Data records
== == ==

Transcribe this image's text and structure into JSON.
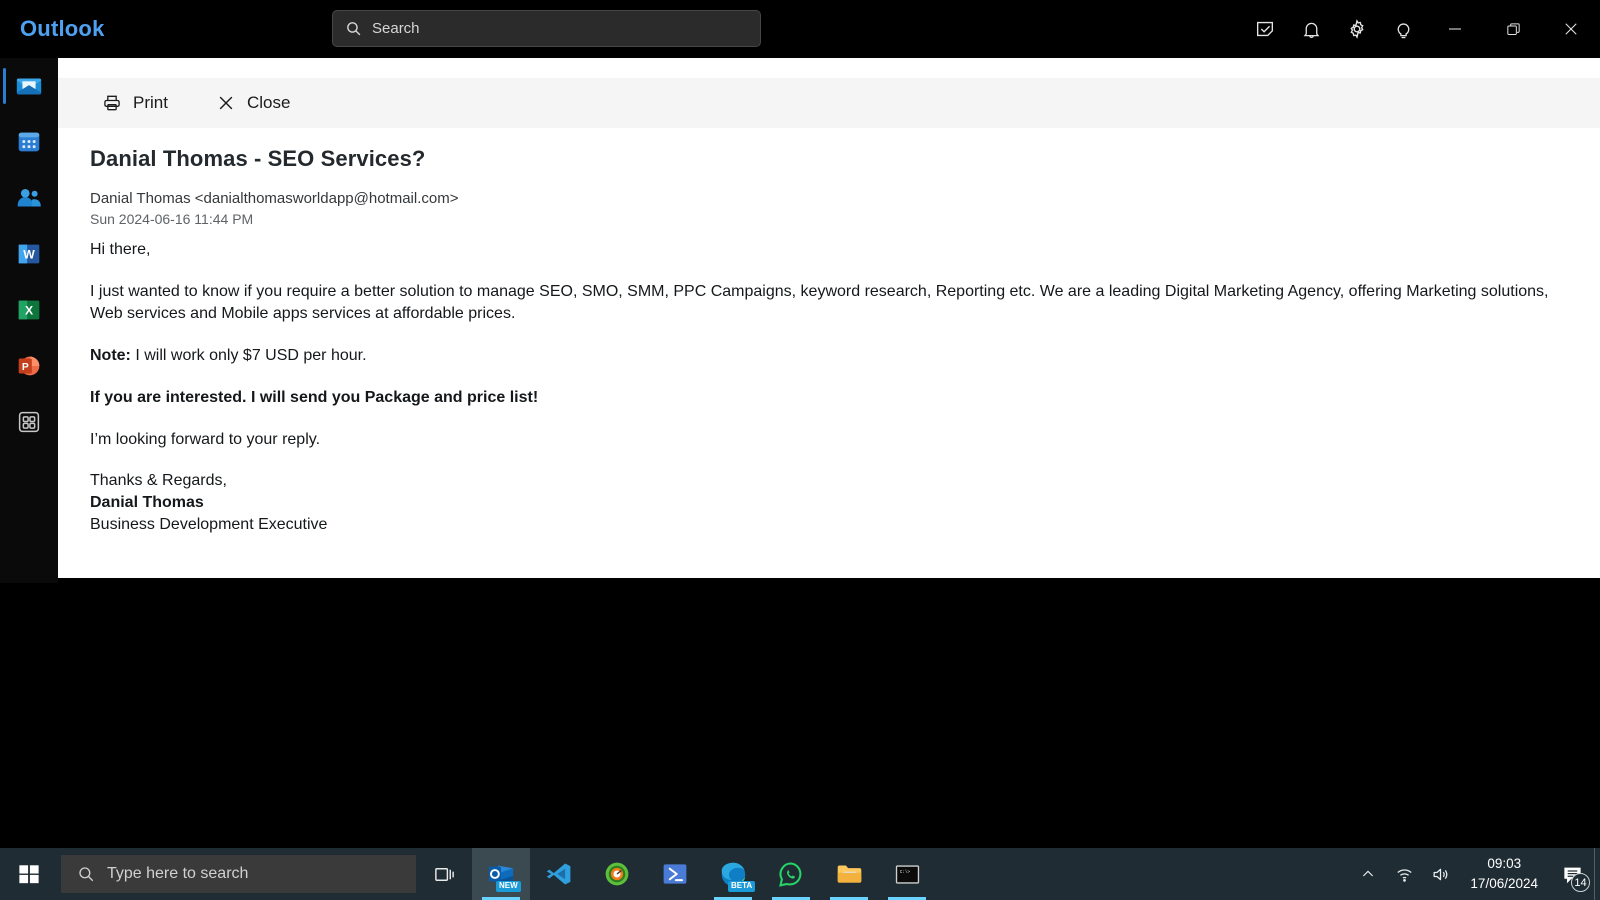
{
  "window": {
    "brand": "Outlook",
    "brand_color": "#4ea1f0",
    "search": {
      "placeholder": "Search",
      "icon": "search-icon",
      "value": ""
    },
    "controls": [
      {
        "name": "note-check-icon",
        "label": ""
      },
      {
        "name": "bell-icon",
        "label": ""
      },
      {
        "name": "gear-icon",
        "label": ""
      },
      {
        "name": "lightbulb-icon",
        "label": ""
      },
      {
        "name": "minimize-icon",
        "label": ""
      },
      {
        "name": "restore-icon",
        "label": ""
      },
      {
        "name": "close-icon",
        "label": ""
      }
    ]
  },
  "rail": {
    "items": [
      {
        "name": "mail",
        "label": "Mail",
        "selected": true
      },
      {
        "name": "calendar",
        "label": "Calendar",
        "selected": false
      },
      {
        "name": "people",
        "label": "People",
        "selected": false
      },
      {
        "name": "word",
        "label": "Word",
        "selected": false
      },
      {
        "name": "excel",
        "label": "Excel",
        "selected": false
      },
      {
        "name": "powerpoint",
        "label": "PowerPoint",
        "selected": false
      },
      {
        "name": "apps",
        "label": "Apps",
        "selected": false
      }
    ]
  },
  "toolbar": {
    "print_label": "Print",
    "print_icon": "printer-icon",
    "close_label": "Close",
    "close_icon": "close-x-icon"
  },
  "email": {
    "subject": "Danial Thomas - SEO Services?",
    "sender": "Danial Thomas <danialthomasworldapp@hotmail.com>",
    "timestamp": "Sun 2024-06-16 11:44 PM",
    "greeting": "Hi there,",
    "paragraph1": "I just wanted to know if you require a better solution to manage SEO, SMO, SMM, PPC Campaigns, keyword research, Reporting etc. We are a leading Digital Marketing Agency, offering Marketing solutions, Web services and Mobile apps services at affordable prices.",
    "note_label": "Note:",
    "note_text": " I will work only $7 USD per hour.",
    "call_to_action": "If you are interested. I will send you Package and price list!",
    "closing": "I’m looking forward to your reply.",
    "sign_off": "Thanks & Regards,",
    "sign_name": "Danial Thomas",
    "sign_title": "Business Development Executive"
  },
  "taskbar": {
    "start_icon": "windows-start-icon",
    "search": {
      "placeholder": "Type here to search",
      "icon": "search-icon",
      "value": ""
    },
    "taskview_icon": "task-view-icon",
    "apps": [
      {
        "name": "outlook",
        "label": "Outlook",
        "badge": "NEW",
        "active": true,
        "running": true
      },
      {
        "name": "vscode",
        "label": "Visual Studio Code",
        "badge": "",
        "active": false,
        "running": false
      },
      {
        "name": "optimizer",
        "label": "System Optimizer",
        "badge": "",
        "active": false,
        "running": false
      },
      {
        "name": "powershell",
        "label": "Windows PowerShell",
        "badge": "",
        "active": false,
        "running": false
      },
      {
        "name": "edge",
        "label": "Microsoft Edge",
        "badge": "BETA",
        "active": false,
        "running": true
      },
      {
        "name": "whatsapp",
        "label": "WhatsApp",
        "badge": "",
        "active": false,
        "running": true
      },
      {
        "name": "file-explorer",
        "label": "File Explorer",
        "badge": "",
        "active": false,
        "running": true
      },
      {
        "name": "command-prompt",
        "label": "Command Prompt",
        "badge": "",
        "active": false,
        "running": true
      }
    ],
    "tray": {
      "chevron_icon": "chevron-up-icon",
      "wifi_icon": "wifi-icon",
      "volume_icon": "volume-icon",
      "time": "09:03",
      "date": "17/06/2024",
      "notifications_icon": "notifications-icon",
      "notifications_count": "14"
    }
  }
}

== == ==

--- WHAT IS NEEDED ---
Reproduce the whole listing word for word, setting aside any pictures.

--- FULL OUTPUT ---
Transcribe this image's text and structure into JSON.
{
  "window": {
    "brand": "Outlook",
    "brand_color": "#4ea1f0",
    "search": {
      "placeholder": "Search",
      "icon": "search-icon",
      "value": ""
    },
    "controls": [
      {
        "name": "note-check-icon",
        "label": ""
      },
      {
        "name": "bell-icon",
        "label": ""
      },
      {
        "name": "gear-icon",
        "label": ""
      },
      {
        "name": "lightbulb-icon",
        "label": ""
      },
      {
        "name": "minimize-icon",
        "label": ""
      },
      {
        "name": "restore-icon",
        "label": ""
      },
      {
        "name": "close-icon",
        "label": ""
      }
    ]
  },
  "rail": {
    "items": [
      {
        "name": "mail",
        "label": "Mail",
        "selected": true
      },
      {
        "name": "calendar",
        "label": "Calendar",
        "selected": false
      },
      {
        "name": "people",
        "label": "People",
        "selected": false
      },
      {
        "name": "word",
        "label": "Word",
        "selected": false
      },
      {
        "name": "excel",
        "label": "Excel",
        "selected": false
      },
      {
        "name": "powerpoint",
        "label": "PowerPoint",
        "selected": false
      },
      {
        "name": "apps",
        "label": "Apps",
        "selected": false
      }
    ]
  },
  "toolbar": {
    "print_label": "Print",
    "print_icon": "printer-icon",
    "close_label": "Close",
    "close_icon": "close-x-icon"
  },
  "email": {
    "subject": "Danial Thomas - SEO Services?",
    "sender": "Danial Thomas <danialthomasworldapp@hotmail.com>",
    "timestamp": "Sun 2024-06-16 11:44 PM",
    "greeting": "Hi there,",
    "paragraph1": "I just wanted to know if you require a better solution to manage SEO, SMO, SMM, PPC Campaigns, keyword research, Reporting etc. We are a leading Digital Marketing Agency, offering Marketing solutions, Web services and Mobile apps services at affordable prices.",
    "note_label": "Note:",
    "note_text": " I will work only $7 USD per hour.",
    "call_to_action": "If you are interested. I will send you Package and price list!",
    "closing": "I’m looking forward to your reply.",
    "sign_off": "Thanks & Regards,",
    "sign_name": "Danial Thomas",
    "sign_title": "Business Development Executive"
  },
  "taskbar": {
    "start_icon": "windows-start-icon",
    "search": {
      "placeholder": "Type here to search",
      "icon": "search-icon",
      "value": ""
    },
    "taskview_icon": "task-view-icon",
    "apps": [
      {
        "name": "outlook",
        "label": "Outlook",
        "badge": "NEW",
        "active": true,
        "running": true
      },
      {
        "name": "vscode",
        "label": "Visual Studio Code",
        "badge": "",
        "active": false,
        "running": false
      },
      {
        "name": "optimizer",
        "label": "System Optimizer",
        "badge": "",
        "active": false,
        "running": false
      },
      {
        "name": "powershell",
        "label": "Windows PowerShell",
        "badge": "",
        "active": false,
        "running": false
      },
      {
        "name": "edge",
        "label": "Microsoft Edge",
        "badge": "BETA",
        "active": false,
        "running": true
      },
      {
        "name": "whatsapp",
        "label": "WhatsApp",
        "badge": "",
        "active": false,
        "running": true
      },
      {
        "name": "file-explorer",
        "label": "File Explorer",
        "badge": "",
        "active": false,
        "running": true
      },
      {
        "name": "command-prompt",
        "label": "Command Prompt",
        "badge": "",
        "active": false,
        "running": true
      }
    ],
    "tray": {
      "chevron_icon": "chevron-up-icon",
      "wifi_icon": "wifi-icon",
      "volume_icon": "volume-icon",
      "time": "09:03",
      "date": "17/06/2024",
      "notifications_icon": "notifications-icon",
      "notifications_count": "14"
    }
  }
}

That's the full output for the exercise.